Stated goal: Set all the material down again unchanged, without the pictures.

Given records:
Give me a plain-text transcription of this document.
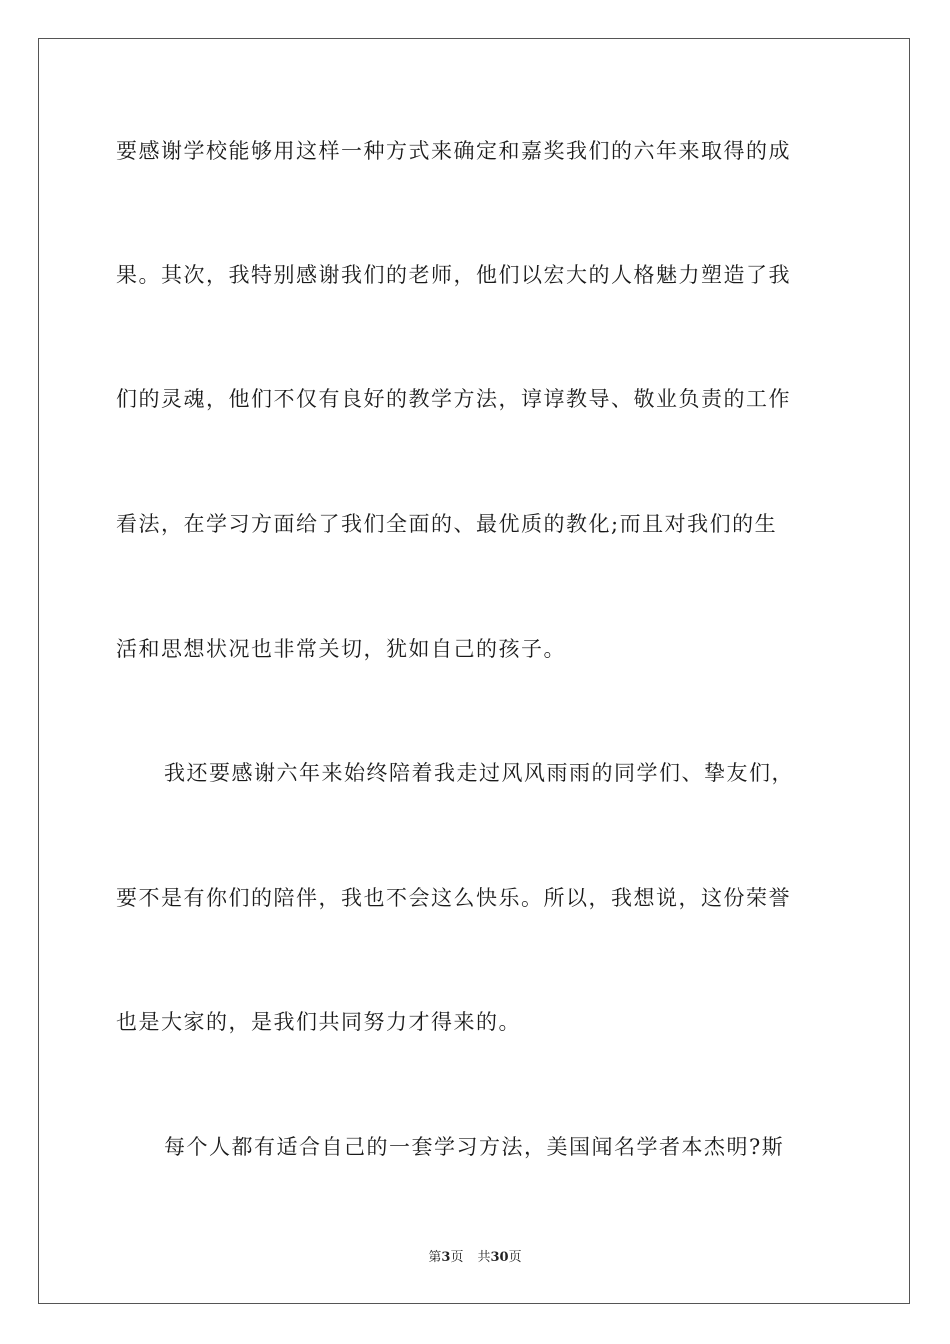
要感谢学校能够用这样一种方式来确定和嘉奖我们的六年来取得的成
果。其次，我特别感谢我们的老师，他们以宏大的人格魅力塑造了我
们的灵魂，他们不仅有良好的教学方法，谆谆教导、敬业负责的工作
看法，在学习方面给了我们全面的、最优质的教化;而且对我们的生
活和思想状况也非常关切，犹如自己的孩子。
我还要感谢六年来始终陪着我走过风风雨雨的同学们、挚友们，
要不是有你们的陪伴，我也不会这么快乐。所以，我想说，这份荣誉
也是大家的，是我们共同努力才得来的。
每个人都有适合自己的一套学习方法，美国闻名学者本杰明?斯
第3页 共30页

Written response:
Give me a plain-text transcription of this document.
要感谢学校能够用这样一种方式来确定和嘉奖我们的六年来取得的成
果。其次，我特别感谢我们的老师，他们以宏大的人格魅力塑造了我
们的灵魂，他们不仅有良好的教学方法，谆谆教导、敬业负责的工作
看法，在学习方面给了我们全面的、最优质的教化;而且对我们的生
活和思想状况也非常关切，犹如自己的孩子。
我还要感谢六年来始终陪着我走过风风雨雨的同学们、挚友们，
要不是有你们的陪伴，我也不会这么快乐。所以，我想说，这份荣誉
也是大家的，是我们共同努力才得来的。
每个人都有适合自己的一套学习方法，美国闻名学者本杰明?斯
第3页 共30页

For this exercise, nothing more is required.